━━━ Extracted information ━━━
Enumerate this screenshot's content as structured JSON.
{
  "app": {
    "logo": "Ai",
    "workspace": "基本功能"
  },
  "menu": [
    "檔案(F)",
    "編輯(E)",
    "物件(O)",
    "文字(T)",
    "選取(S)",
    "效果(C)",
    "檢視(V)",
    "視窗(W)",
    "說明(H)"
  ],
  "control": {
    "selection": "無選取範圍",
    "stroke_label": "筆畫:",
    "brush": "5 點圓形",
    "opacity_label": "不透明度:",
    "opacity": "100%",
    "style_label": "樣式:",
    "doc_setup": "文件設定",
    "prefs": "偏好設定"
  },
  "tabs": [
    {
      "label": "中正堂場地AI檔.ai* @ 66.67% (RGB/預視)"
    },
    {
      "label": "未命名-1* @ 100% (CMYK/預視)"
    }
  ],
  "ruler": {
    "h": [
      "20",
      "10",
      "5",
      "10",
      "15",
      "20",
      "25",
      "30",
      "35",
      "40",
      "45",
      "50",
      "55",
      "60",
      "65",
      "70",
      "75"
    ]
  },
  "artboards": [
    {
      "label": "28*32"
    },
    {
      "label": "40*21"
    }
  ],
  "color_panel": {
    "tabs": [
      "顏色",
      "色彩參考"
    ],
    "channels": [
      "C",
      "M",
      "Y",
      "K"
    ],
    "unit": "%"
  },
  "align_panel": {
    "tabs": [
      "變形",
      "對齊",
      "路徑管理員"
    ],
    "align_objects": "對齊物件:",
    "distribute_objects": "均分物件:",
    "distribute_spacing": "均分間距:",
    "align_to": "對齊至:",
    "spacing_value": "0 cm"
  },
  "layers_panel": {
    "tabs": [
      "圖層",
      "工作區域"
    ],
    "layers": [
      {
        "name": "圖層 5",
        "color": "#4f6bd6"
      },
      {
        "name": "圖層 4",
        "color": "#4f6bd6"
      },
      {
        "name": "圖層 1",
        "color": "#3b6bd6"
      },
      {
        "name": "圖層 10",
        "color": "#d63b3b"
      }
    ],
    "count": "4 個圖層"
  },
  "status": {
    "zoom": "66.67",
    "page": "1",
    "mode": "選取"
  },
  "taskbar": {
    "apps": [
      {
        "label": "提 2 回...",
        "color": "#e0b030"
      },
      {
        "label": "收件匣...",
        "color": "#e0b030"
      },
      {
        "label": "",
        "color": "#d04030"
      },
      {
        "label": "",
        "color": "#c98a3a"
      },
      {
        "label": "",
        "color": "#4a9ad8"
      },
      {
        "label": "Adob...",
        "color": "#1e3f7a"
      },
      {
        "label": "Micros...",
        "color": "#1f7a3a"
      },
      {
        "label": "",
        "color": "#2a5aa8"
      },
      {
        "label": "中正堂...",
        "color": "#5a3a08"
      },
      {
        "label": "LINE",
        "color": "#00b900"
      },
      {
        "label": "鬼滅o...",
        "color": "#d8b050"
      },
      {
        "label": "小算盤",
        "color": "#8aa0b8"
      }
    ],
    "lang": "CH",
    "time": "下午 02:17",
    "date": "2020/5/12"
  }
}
━━━
* Written exercise
Give an exact repetition of all the material.

* Response to this task
Enumerate this screenshot's content as structured JSON.
{
  "app": {
    "logo": "Ai",
    "workspace": "基本功能"
  },
  "menu": [
    "檔案(F)",
    "編輯(E)",
    "物件(O)",
    "文字(T)",
    "選取(S)",
    "效果(C)",
    "檢視(V)",
    "視窗(W)",
    "說明(H)"
  ],
  "control": {
    "selection": "無選取範圍",
    "stroke_label": "筆畫:",
    "brush": "5 點圓形",
    "opacity_label": "不透明度:",
    "opacity": "100%",
    "style_label": "樣式:",
    "doc_setup": "文件設定",
    "prefs": "偏好設定"
  },
  "tabs": [
    {
      "label": "中正堂場地AI檔.ai* @ 66.67% (RGB/預視)"
    },
    {
      "label": "未命名-1* @ 100% (CMYK/預視)"
    }
  ],
  "ruler": {
    "h": [
      "20",
      "10",
      "5",
      "10",
      "15",
      "20",
      "25",
      "30",
      "35",
      "40",
      "45",
      "50",
      "55",
      "60",
      "65",
      "70",
      "75"
    ]
  },
  "artboards": [
    {
      "label": "28*32"
    },
    {
      "label": "40*21"
    }
  ],
  "color_panel": {
    "tabs": [
      "顏色",
      "色彩參考"
    ],
    "channels": [
      "C",
      "M",
      "Y",
      "K"
    ],
    "unit": "%"
  },
  "align_panel": {
    "tabs": [
      "變形",
      "對齊",
      "路徑管理員"
    ],
    "align_objects": "對齊物件:",
    "distribute_objects": "均分物件:",
    "distribute_spacing": "均分間距:",
    "align_to": "對齊至:",
    "spacing_value": "0 cm"
  },
  "layers_panel": {
    "tabs": [
      "圖層",
      "工作區域"
    ],
    "layers": [
      {
        "name": "圖層 5",
        "color": "#4f6bd6"
      },
      {
        "name": "圖層 4",
        "color": "#4f6bd6"
      },
      {
        "name": "圖層 1",
        "color": "#3b6bd6"
      },
      {
        "name": "圖層 10",
        "color": "#d63b3b"
      }
    ],
    "count": "4 個圖層"
  },
  "status": {
    "zoom": "66.67",
    "page": "1",
    "mode": "選取"
  },
  "taskbar": {
    "apps": [
      {
        "label": "提 2 回...",
        "color": "#e0b030"
      },
      {
        "label": "收件匣...",
        "color": "#e0b030"
      },
      {
        "label": "",
        "color": "#d04030"
      },
      {
        "label": "",
        "color": "#c98a3a"
      },
      {
        "label": "",
        "color": "#4a9ad8"
      },
      {
        "label": "Adob...",
        "color": "#1e3f7a"
      },
      {
        "label": "Micros...",
        "color": "#1f7a3a"
      },
      {
        "label": "",
        "color": "#2a5aa8"
      },
      {
        "label": "中正堂...",
        "color": "#5a3a08"
      },
      {
        "label": "LINE",
        "color": "#00b900"
      },
      {
        "label": "鬼滅o...",
        "color": "#d8b050"
      },
      {
        "label": "小算盤",
        "color": "#8aa0b8"
      }
    ],
    "lang": "CH",
    "time": "下午 02:17",
    "date": "2020/5/12"
  }
}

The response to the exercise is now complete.